▶ [Your task]
Identify every line in the records below that contains the word "xlabel", and copy each of those lines.
[begin Data provided]
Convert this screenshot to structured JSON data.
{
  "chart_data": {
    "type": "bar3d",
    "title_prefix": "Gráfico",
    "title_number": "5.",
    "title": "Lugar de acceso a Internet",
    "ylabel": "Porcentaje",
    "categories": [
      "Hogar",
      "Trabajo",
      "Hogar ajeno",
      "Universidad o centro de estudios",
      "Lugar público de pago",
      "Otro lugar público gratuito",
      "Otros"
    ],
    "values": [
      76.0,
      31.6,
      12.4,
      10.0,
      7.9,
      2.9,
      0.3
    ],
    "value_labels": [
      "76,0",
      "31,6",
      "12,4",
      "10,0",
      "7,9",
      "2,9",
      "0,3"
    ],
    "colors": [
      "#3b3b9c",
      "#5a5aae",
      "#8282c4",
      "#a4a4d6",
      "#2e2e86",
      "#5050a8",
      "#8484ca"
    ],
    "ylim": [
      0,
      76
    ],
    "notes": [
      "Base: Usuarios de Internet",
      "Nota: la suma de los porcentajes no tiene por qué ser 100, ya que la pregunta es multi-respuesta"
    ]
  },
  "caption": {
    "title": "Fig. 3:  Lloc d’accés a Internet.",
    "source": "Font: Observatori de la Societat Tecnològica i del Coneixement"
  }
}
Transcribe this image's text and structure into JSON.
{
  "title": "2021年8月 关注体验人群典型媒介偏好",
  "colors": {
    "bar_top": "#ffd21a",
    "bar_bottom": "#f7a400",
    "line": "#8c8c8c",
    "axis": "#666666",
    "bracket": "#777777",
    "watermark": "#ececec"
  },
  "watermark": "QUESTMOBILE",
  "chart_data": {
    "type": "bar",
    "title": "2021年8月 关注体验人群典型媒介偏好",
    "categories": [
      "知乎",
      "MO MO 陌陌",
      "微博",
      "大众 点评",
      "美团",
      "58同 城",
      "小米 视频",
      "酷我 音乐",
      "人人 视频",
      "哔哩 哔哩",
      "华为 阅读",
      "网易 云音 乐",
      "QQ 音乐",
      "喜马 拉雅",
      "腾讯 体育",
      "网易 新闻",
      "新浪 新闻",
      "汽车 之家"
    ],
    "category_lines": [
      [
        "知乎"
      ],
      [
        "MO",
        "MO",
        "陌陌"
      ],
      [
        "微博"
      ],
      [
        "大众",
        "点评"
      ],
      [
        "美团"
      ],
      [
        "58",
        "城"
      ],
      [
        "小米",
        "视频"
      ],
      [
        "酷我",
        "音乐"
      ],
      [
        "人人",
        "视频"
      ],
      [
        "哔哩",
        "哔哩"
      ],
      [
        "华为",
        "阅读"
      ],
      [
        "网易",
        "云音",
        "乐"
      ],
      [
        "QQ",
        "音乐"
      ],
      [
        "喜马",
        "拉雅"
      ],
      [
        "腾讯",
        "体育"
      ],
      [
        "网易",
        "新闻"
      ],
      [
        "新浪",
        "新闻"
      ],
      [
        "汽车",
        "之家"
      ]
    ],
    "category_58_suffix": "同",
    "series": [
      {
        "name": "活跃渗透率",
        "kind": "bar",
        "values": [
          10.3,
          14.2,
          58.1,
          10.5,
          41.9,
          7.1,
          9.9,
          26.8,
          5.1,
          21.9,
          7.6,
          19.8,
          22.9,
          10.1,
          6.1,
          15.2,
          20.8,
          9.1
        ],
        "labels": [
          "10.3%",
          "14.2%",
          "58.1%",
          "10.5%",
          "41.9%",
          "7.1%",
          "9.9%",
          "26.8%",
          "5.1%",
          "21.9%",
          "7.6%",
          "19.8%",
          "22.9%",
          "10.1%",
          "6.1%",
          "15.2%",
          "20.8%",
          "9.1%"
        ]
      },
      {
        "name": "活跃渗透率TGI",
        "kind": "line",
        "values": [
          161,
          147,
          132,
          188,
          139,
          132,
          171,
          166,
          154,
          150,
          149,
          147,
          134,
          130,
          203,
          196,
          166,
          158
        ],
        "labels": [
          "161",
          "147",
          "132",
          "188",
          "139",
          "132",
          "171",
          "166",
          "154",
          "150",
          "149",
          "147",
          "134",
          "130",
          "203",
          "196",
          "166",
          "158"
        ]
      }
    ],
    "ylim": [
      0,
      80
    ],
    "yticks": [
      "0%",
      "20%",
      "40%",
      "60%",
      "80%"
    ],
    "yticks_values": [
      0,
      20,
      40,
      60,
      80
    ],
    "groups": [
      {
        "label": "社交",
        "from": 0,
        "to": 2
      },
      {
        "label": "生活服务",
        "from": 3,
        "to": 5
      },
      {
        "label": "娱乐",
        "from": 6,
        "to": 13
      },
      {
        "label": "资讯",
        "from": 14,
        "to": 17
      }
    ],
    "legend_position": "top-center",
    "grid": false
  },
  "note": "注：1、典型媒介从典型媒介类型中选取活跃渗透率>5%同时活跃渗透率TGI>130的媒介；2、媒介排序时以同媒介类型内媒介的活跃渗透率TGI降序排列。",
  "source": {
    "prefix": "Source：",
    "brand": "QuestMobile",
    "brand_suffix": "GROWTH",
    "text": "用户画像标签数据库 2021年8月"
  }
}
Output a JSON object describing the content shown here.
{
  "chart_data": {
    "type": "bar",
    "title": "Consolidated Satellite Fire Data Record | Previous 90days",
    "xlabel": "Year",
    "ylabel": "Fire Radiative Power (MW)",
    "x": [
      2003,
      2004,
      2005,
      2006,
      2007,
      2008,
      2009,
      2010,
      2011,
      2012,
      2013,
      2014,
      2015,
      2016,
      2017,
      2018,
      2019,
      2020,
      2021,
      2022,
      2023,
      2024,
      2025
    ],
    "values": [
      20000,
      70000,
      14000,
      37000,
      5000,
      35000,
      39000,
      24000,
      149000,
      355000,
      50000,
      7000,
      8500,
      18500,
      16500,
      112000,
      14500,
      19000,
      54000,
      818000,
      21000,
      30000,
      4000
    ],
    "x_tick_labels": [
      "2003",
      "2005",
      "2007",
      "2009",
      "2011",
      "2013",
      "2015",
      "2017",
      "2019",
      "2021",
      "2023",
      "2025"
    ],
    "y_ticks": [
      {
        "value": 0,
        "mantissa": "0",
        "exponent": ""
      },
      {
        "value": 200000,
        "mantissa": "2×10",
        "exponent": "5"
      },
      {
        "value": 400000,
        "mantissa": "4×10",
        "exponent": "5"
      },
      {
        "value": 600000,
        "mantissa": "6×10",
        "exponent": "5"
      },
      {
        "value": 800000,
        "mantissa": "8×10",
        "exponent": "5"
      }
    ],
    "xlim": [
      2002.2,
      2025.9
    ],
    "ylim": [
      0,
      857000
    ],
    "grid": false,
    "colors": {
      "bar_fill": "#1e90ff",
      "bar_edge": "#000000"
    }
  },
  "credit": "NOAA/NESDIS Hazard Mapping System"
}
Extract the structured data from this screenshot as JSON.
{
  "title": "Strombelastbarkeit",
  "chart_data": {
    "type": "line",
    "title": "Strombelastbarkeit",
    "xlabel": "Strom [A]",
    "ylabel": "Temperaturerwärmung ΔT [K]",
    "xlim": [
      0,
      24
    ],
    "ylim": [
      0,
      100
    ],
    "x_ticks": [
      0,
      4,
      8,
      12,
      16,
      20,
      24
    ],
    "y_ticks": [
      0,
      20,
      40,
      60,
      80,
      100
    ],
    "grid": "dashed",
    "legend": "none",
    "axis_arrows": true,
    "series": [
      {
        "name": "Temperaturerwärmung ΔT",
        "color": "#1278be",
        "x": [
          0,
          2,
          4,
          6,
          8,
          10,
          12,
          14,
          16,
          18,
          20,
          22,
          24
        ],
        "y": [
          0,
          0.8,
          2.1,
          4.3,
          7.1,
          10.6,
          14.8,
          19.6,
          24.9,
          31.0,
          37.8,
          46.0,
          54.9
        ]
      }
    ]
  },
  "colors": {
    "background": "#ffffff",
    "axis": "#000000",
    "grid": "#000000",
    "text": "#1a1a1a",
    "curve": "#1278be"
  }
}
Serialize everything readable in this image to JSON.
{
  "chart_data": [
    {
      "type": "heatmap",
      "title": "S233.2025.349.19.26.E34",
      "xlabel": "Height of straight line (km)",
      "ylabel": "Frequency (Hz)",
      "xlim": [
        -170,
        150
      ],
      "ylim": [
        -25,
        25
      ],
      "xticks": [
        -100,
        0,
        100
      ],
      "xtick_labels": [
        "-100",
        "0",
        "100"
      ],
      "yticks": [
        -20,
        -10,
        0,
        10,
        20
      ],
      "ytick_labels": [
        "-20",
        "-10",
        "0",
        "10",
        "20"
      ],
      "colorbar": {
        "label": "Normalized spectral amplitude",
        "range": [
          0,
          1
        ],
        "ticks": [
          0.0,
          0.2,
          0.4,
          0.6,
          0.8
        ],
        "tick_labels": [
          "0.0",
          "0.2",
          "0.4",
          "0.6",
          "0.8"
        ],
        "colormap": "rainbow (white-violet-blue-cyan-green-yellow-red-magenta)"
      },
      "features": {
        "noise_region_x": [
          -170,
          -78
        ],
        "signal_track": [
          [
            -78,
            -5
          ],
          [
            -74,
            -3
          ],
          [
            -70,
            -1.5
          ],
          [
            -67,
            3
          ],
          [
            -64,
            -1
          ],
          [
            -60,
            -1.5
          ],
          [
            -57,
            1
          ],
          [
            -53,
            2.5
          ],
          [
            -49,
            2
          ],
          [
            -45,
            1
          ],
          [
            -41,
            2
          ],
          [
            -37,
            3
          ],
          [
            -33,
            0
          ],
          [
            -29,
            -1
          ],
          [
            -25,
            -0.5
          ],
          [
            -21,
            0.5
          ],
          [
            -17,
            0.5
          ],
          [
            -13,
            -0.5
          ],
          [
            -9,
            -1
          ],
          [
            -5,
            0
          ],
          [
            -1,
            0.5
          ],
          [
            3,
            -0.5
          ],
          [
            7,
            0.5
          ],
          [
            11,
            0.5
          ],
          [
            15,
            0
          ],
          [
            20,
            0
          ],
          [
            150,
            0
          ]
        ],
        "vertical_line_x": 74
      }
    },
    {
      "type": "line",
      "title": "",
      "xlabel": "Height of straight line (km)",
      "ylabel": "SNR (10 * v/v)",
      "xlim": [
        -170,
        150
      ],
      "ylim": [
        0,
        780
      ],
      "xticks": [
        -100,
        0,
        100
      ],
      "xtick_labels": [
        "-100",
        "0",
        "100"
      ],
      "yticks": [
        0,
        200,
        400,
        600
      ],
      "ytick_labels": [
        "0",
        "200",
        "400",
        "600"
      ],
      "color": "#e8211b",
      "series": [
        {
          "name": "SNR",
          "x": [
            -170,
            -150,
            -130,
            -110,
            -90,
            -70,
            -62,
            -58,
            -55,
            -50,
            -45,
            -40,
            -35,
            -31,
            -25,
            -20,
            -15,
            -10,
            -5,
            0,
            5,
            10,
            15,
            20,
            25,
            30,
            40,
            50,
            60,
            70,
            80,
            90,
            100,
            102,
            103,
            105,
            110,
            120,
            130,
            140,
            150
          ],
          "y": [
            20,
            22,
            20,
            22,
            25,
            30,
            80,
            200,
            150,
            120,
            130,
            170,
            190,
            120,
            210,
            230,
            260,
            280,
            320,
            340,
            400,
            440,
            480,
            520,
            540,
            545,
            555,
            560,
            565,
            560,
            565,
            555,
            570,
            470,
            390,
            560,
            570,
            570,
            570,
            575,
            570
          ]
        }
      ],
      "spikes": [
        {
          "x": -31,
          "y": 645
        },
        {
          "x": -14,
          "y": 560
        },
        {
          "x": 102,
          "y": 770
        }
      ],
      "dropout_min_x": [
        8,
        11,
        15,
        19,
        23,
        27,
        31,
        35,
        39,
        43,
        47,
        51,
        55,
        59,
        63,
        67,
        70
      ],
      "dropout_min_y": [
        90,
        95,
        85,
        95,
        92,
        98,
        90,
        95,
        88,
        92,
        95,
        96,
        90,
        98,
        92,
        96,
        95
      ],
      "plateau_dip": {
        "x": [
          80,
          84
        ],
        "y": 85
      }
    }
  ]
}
[end Data provided]
▶ [Task answer]
    "xlabel": "Year",
    "xlabel": "Strom [A]",
      "xlabel": "Height of straight line (km)",
      "xlabel": "Height of straight line (km)",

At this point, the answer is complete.